Required work:
Below are entries. Pull out all lines containing "silhouette".

Records:
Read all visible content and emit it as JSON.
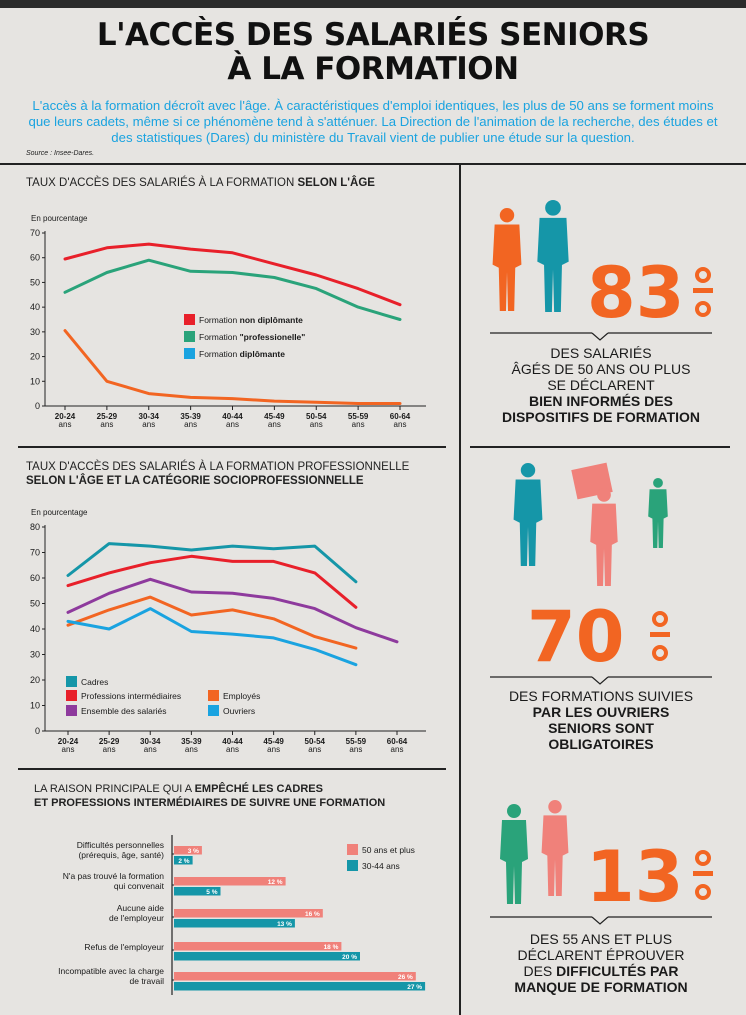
{
  "header": {
    "title_line1": "L'ACCÈS DES SALARIÉS SENIORS",
    "title_line2": "À LA FORMATION",
    "intro": "L'accès à la formation décroît avec l'âge. À caractéristiques d'emploi identiques, les plus de 50 ans se forment moins que leurs cadets, même si ce phénomène tend à s'atténuer. La Direction de l'animation de la recherche, des études et des statistiques (Dares) du ministère du Travail vient de publier une étude sur la question.",
    "source": "Source : Insee-Dares."
  },
  "chart_data": [
    {
      "type": "line",
      "title_prefix": "TAUX D'ACCÈS DES SALARIÉS À LA FORMATION ",
      "title_bold": "SELON L'ÂGE",
      "ylabel": "En pourcentage",
      "ylim": [
        0,
        70
      ],
      "yticks": [
        0,
        10,
        20,
        30,
        40,
        50,
        60,
        70
      ],
      "categories": [
        [
          "20-24",
          "ans"
        ],
        [
          "25-29",
          "ans"
        ],
        [
          "30-34",
          "ans"
        ],
        [
          "35-39",
          "ans"
        ],
        [
          "40-44",
          "ans"
        ],
        [
          "45-49",
          "ans"
        ],
        [
          "50-54",
          "ans"
        ],
        [
          "55-59",
          "ans"
        ],
        [
          "60-64",
          "ans"
        ]
      ],
      "series": [
        {
          "name_prefix": "Formation ",
          "name_bold": "non diplômante",
          "color": "#e8202a",
          "values": [
            59.5,
            64,
            65.5,
            63.5,
            62,
            57.5,
            53,
            47.5,
            41
          ]
        },
        {
          "name_prefix": "Formation ",
          "name_bold": "\"professionelle\"",
          "color": "#2aa37a",
          "values": [
            46,
            54,
            59,
            54.5,
            54,
            52,
            47.5,
            40,
            35
          ]
        },
        {
          "name_prefix": "Formation ",
          "name_bold": "diplômante",
          "color": "#1aa3e0",
          "values": [
            null,
            null,
            null,
            null,
            null,
            null,
            null,
            null,
            null
          ]
        },
        {
          "name_prefix": "",
          "name_bold": "",
          "color": "#f26522",
          "values": [
            30.5,
            10,
            5,
            3.5,
            3,
            2,
            1.5,
            1,
            1
          ]
        }
      ]
    },
    {
      "type": "line",
      "title_line1": "TAUX D'ACCÈS DES SALARIÉS À LA FORMATION PROFESSIONNELLE",
      "title_line2": "SELON L'ÂGE ET LA CATÉGORIE SOCIOPROFESSIONNELLE",
      "ylabel": "En pourcentage",
      "ylim": [
        0,
        80
      ],
      "yticks": [
        0,
        10,
        20,
        30,
        40,
        50,
        60,
        70,
        80
      ],
      "categories": [
        [
          "20-24",
          "ans"
        ],
        [
          "25-29",
          "ans"
        ],
        [
          "30-34",
          "ans"
        ],
        [
          "35-39",
          "ans"
        ],
        [
          "40-44",
          "ans"
        ],
        [
          "45-49",
          "ans"
        ],
        [
          "50-54",
          "ans"
        ],
        [
          "55-59",
          "ans"
        ],
        [
          "60-64",
          "ans"
        ]
      ],
      "series": [
        {
          "name": "Cadres",
          "color": "#1596a8",
          "values": [
            61,
            73.5,
            72.5,
            71,
            72.5,
            71.5,
            72.5,
            58.5,
            null
          ]
        },
        {
          "name": "Professions intermédiaires",
          "color": "#e8202a",
          "values": [
            57,
            62,
            66,
            68.5,
            66.5,
            66.5,
            62,
            48.5,
            null
          ]
        },
        {
          "name": "Employés",
          "color": "#f26522",
          "values": [
            41.5,
            47.5,
            52.5,
            45.5,
            47.5,
            44,
            37,
            32.5,
            null
          ]
        },
        {
          "name": "Ensemble des salariés",
          "color": "#8e3a9d",
          "values": [
            46.5,
            54,
            59.5,
            54.5,
            54,
            52,
            48,
            40.5,
            35
          ]
        },
        {
          "name": "Ouvriers",
          "color": "#1aa3e0",
          "values": [
            43,
            40,
            48,
            39,
            38,
            36.5,
            32,
            26,
            null
          ]
        }
      ]
    },
    {
      "type": "bar",
      "title_line1_prefix": "LA RAISON PRINCIPALE QUI A ",
      "title_line1_bold": "EMPÊCHÉ LES CADRES",
      "title_line2": "ET PROFESSIONS INTERMÉDIAIRES DE SUIVRE UNE FORMATION",
      "categories": [
        [
          "Difficultés personnelles",
          "(prérequis, âge, santé)"
        ],
        [
          "N'a pas trouvé la formation",
          "qui convenait"
        ],
        [
          "Aucune aide",
          "de l'employeur"
        ],
        [
          "Refus de l'employeur"
        ],
        [
          "Incompatible avec la charge",
          "de travail"
        ]
      ],
      "series": [
        {
          "name": "50 ans et plus",
          "color": "#f0817a",
          "values": [
            3,
            12,
            16,
            18,
            26
          ]
        },
        {
          "name": "30-44 ans",
          "color": "#1596a8",
          "values": [
            2,
            5,
            13,
            20,
            27
          ]
        }
      ],
      "value_suffix": "%"
    }
  ],
  "stats": [
    {
      "number": "83",
      "percent_color": "#f26522",
      "lines": [
        "DES SALARIÉS",
        "ÂGÉS DE 50 ANS OU PLUS",
        "SE DÉCLARENT"
      ],
      "bold": [
        "BIEN INFORMÉS DES",
        "DISPOSITIFS DE FORMATION"
      ]
    },
    {
      "number": "70",
      "percent_color": "#f26522",
      "lines": [
        "DES FORMATIONS SUIVIES"
      ],
      "bold": [
        "PAR LES OUVRIERS",
        "SENIORS SONT",
        "OBLIGATOIRES"
      ]
    },
    {
      "number": "13",
      "percent_color": "#f26522",
      "lines": [
        "DES 55 ANS ET PLUS",
        "DÉCLARENT ÉPROUVER"
      ],
      "prefix": "DES ",
      "bold_inline": "DIFFICULTÉS PAR",
      "bold": [
        "MANQUE DE FORMATION"
      ]
    }
  ],
  "colors": {
    "orange": "#f26522",
    "teal": "#1596a8",
    "salmon": "#f0817a",
    "green": "#2aa37a",
    "blue": "#1aa3e0"
  },
  "icons": [
    "silhouette-woman-icon",
    "silhouette-officer-icon",
    "silhouette-worker-icon",
    "silhouette-mover-icon",
    "silhouette-sitting-icon",
    "silhouette-couple-icon"
  ]
}
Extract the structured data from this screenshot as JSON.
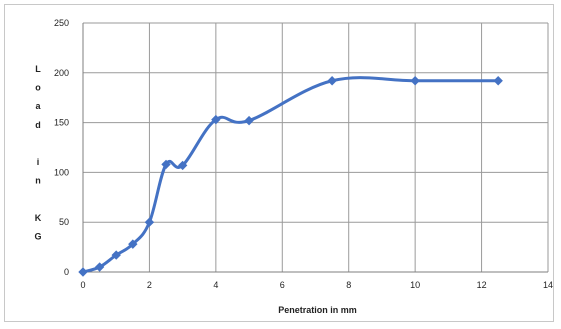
{
  "chart_data": {
    "type": "line",
    "title": "",
    "xlabel": "Penetration in mm",
    "ylabel": "Load in KG",
    "ylabel_chars": [
      "L",
      "o",
      "a",
      "d",
      "",
      "i",
      "n",
      "",
      "K",
      "G"
    ],
    "xlim": [
      0,
      14
    ],
    "ylim": [
      0,
      250
    ],
    "xticks": [
      0,
      2,
      4,
      6,
      8,
      10,
      12,
      14
    ],
    "yticks": [
      0,
      50,
      100,
      150,
      200,
      250
    ],
    "grid": true,
    "legend": "none",
    "series": [
      {
        "color": "#4472c4",
        "marker": "diamond",
        "x": [
          0,
          0.5,
          1,
          1.5,
          2,
          2.5,
          3,
          4,
          5,
          7.5,
          10,
          12.5
        ],
        "y": [
          0,
          5,
          17,
          28,
          50,
          108,
          107,
          153,
          152,
          192,
          192,
          192
        ]
      }
    ]
  }
}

Final result:
    "silhouette-woman-icon",
    "silhouette-officer-icon",
    "silhouette-worker-icon",
    "silhouette-mover-icon",
    "silhouette-sitting-icon",
    "silhouette-couple-icon"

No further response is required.